-- start SOURCE MATERIAL --
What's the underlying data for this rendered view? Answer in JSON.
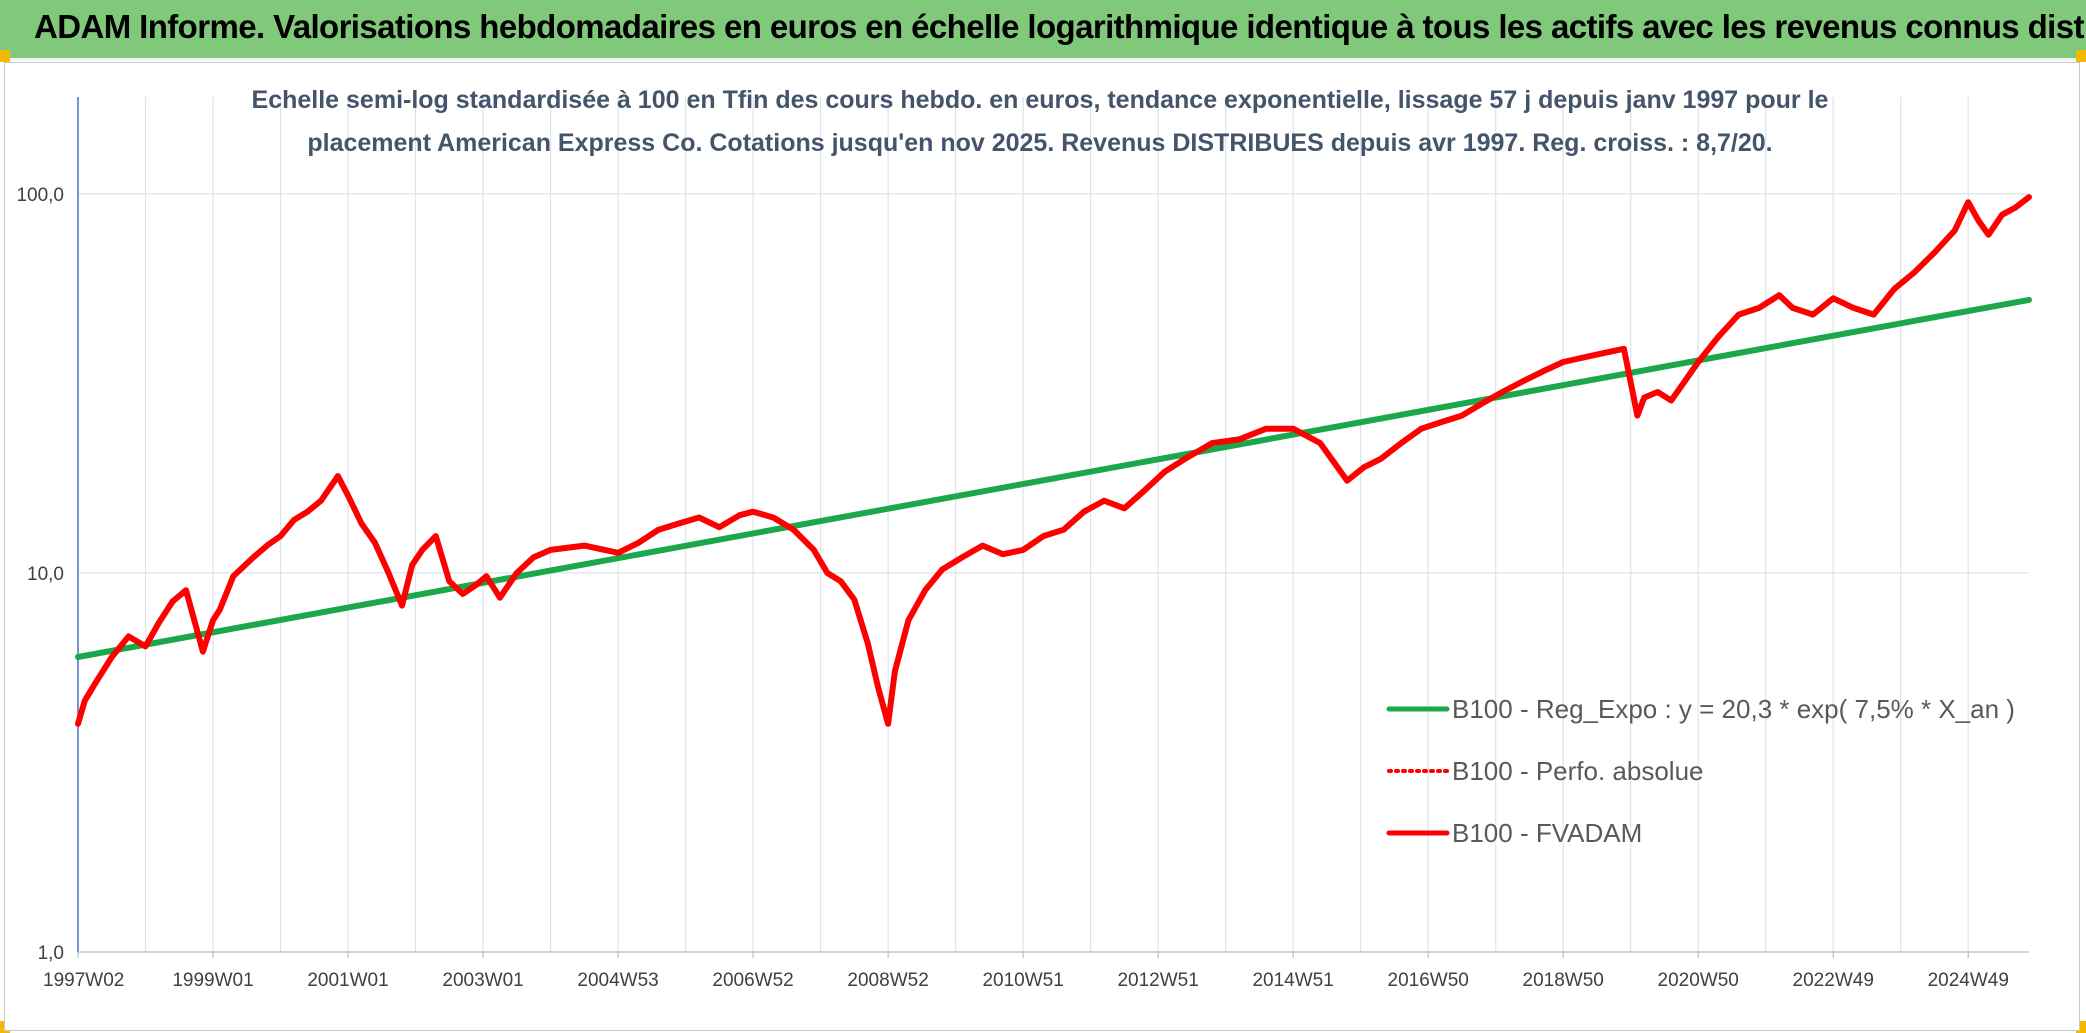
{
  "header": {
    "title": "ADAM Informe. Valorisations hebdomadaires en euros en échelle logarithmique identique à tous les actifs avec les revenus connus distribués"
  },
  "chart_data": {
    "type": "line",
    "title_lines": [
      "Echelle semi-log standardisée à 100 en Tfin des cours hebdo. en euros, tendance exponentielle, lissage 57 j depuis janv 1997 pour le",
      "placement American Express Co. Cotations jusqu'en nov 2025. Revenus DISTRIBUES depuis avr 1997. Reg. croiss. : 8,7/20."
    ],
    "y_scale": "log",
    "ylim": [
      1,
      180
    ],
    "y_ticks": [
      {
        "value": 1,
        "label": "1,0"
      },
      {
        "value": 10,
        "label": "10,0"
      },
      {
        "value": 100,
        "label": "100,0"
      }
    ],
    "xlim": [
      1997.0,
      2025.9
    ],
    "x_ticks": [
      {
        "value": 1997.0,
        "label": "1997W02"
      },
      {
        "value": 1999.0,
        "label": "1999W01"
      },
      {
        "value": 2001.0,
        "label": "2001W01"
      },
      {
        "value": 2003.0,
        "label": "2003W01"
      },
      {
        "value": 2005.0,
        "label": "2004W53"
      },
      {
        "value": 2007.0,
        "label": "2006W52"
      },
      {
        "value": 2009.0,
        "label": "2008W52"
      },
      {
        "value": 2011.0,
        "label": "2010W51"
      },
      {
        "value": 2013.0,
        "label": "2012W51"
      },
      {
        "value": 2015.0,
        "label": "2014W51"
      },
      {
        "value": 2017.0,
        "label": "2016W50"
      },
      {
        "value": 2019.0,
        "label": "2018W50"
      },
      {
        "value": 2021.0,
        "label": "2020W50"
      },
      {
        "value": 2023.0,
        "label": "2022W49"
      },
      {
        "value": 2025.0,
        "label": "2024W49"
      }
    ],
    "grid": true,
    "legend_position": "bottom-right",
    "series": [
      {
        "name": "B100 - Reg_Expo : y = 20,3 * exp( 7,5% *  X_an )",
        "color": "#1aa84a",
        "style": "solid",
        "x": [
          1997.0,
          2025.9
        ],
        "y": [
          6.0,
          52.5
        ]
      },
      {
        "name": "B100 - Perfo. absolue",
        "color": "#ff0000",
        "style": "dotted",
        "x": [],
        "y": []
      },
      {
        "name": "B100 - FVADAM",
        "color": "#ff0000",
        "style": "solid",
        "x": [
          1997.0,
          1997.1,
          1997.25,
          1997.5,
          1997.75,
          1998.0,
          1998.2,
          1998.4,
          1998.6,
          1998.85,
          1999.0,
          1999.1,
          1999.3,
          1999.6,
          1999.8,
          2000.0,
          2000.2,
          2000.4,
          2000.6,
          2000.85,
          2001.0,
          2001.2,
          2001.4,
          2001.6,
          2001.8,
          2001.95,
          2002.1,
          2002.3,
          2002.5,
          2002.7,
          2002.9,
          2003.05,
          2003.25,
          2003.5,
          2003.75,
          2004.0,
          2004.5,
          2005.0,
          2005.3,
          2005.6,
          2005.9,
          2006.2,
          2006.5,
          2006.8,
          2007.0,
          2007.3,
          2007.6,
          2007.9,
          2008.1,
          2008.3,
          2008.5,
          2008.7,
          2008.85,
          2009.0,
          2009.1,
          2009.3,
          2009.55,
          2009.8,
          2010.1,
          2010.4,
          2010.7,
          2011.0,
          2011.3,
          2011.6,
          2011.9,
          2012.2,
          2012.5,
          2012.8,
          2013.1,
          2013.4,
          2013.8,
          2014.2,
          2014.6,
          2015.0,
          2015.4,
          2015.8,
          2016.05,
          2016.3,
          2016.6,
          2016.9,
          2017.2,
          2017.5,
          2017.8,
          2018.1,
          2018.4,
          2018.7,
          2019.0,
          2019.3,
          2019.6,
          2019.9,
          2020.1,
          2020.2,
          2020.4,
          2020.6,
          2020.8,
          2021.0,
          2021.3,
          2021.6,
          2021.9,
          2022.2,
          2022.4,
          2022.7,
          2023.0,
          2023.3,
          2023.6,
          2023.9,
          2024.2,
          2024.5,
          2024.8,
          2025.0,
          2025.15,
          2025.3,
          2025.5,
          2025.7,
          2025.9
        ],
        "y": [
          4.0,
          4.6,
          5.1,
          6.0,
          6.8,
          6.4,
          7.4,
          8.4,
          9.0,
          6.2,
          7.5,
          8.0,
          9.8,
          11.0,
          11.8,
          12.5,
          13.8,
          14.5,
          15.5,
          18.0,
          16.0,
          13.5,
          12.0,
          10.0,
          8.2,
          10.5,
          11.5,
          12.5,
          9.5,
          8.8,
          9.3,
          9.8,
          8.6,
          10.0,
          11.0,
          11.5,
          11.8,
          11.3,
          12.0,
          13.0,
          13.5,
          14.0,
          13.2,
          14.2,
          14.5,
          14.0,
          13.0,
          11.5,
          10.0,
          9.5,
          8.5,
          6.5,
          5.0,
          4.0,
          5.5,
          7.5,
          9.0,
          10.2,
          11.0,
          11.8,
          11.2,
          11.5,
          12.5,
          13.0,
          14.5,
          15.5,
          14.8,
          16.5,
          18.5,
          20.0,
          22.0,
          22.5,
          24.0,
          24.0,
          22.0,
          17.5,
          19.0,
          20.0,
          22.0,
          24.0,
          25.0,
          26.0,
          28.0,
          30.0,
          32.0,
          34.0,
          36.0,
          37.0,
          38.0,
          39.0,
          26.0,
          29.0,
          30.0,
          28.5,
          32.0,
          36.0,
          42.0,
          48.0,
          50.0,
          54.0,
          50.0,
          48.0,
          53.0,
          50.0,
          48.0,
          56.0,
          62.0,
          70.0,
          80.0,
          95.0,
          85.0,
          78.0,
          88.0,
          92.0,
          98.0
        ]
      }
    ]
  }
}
-- end SOURCE MATERIAL --
Give every line above again exactly, with no pictures.

What's the underlying data for this rendered view? Answer in JSON.
{
  "header": {
    "title": "ADAM Informe. Valorisations hebdomadaires en euros en échelle logarithmique identique à tous les actifs avec les revenus connus distribués"
  },
  "chart_data": {
    "type": "line",
    "title_lines": [
      "Echelle semi-log standardisée à 100 en Tfin des cours hebdo. en euros, tendance exponentielle, lissage 57 j depuis janv 1997 pour le",
      "placement American Express Co. Cotations jusqu'en nov 2025. Revenus DISTRIBUES depuis avr 1997. Reg. croiss. : 8,7/20."
    ],
    "y_scale": "log",
    "ylim": [
      1,
      180
    ],
    "y_ticks": [
      {
        "value": 1,
        "label": "1,0"
      },
      {
        "value": 10,
        "label": "10,0"
      },
      {
        "value": 100,
        "label": "100,0"
      }
    ],
    "xlim": [
      1997.0,
      2025.9
    ],
    "x_ticks": [
      {
        "value": 1997.0,
        "label": "1997W02"
      },
      {
        "value": 1999.0,
        "label": "1999W01"
      },
      {
        "value": 2001.0,
        "label": "2001W01"
      },
      {
        "value": 2003.0,
        "label": "2003W01"
      },
      {
        "value": 2005.0,
        "label": "2004W53"
      },
      {
        "value": 2007.0,
        "label": "2006W52"
      },
      {
        "value": 2009.0,
        "label": "2008W52"
      },
      {
        "value": 2011.0,
        "label": "2010W51"
      },
      {
        "value": 2013.0,
        "label": "2012W51"
      },
      {
        "value": 2015.0,
        "label": "2014W51"
      },
      {
        "value": 2017.0,
        "label": "2016W50"
      },
      {
        "value": 2019.0,
        "label": "2018W50"
      },
      {
        "value": 2021.0,
        "label": "2020W50"
      },
      {
        "value": 2023.0,
        "label": "2022W49"
      },
      {
        "value": 2025.0,
        "label": "2024W49"
      }
    ],
    "grid": true,
    "legend_position": "bottom-right",
    "series": [
      {
        "name": "B100 - Reg_Expo : y = 20,3 * exp( 7,5% *  X_an )",
        "color": "#1aa84a",
        "style": "solid",
        "x": [
          1997.0,
          2025.9
        ],
        "y": [
          6.0,
          52.5
        ]
      },
      {
        "name": "B100 - Perfo. absolue",
        "color": "#ff0000",
        "style": "dotted",
        "x": [],
        "y": []
      },
      {
        "name": "B100 - FVADAM",
        "color": "#ff0000",
        "style": "solid",
        "x": [
          1997.0,
          1997.1,
          1997.25,
          1997.5,
          1997.75,
          1998.0,
          1998.2,
          1998.4,
          1998.6,
          1998.85,
          1999.0,
          1999.1,
          1999.3,
          1999.6,
          1999.8,
          2000.0,
          2000.2,
          2000.4,
          2000.6,
          2000.85,
          2001.0,
          2001.2,
          2001.4,
          2001.6,
          2001.8,
          2001.95,
          2002.1,
          2002.3,
          2002.5,
          2002.7,
          2002.9,
          2003.05,
          2003.25,
          2003.5,
          2003.75,
          2004.0,
          2004.5,
          2005.0,
          2005.3,
          2005.6,
          2005.9,
          2006.2,
          2006.5,
          2006.8,
          2007.0,
          2007.3,
          2007.6,
          2007.9,
          2008.1,
          2008.3,
          2008.5,
          2008.7,
          2008.85,
          2009.0,
          2009.1,
          2009.3,
          2009.55,
          2009.8,
          2010.1,
          2010.4,
          2010.7,
          2011.0,
          2011.3,
          2011.6,
          2011.9,
          2012.2,
          2012.5,
          2012.8,
          2013.1,
          2013.4,
          2013.8,
          2014.2,
          2014.6,
          2015.0,
          2015.4,
          2015.8,
          2016.05,
          2016.3,
          2016.6,
          2016.9,
          2017.2,
          2017.5,
          2017.8,
          2018.1,
          2018.4,
          2018.7,
          2019.0,
          2019.3,
          2019.6,
          2019.9,
          2020.1,
          2020.2,
          2020.4,
          2020.6,
          2020.8,
          2021.0,
          2021.3,
          2021.6,
          2021.9,
          2022.2,
          2022.4,
          2022.7,
          2023.0,
          2023.3,
          2023.6,
          2023.9,
          2024.2,
          2024.5,
          2024.8,
          2025.0,
          2025.15,
          2025.3,
          2025.5,
          2025.7,
          2025.9
        ],
        "y": [
          4.0,
          4.6,
          5.1,
          6.0,
          6.8,
          6.4,
          7.4,
          8.4,
          9.0,
          6.2,
          7.5,
          8.0,
          9.8,
          11.0,
          11.8,
          12.5,
          13.8,
          14.5,
          15.5,
          18.0,
          16.0,
          13.5,
          12.0,
          10.0,
          8.2,
          10.5,
          11.5,
          12.5,
          9.5,
          8.8,
          9.3,
          9.8,
          8.6,
          10.0,
          11.0,
          11.5,
          11.8,
          11.3,
          12.0,
          13.0,
          13.5,
          14.0,
          13.2,
          14.2,
          14.5,
          14.0,
          13.0,
          11.5,
          10.0,
          9.5,
          8.5,
          6.5,
          5.0,
          4.0,
          5.5,
          7.5,
          9.0,
          10.2,
          11.0,
          11.8,
          11.2,
          11.5,
          12.5,
          13.0,
          14.5,
          15.5,
          14.8,
          16.5,
          18.5,
          20.0,
          22.0,
          22.5,
          24.0,
          24.0,
          22.0,
          17.5,
          19.0,
          20.0,
          22.0,
          24.0,
          25.0,
          26.0,
          28.0,
          30.0,
          32.0,
          34.0,
          36.0,
          37.0,
          38.0,
          39.0,
          26.0,
          29.0,
          30.0,
          28.5,
          32.0,
          36.0,
          42.0,
          48.0,
          50.0,
          54.0,
          50.0,
          48.0,
          53.0,
          50.0,
          48.0,
          56.0,
          62.0,
          70.0,
          80.0,
          95.0,
          85.0,
          78.0,
          88.0,
          92.0,
          98.0
        ]
      }
    ]
  }
}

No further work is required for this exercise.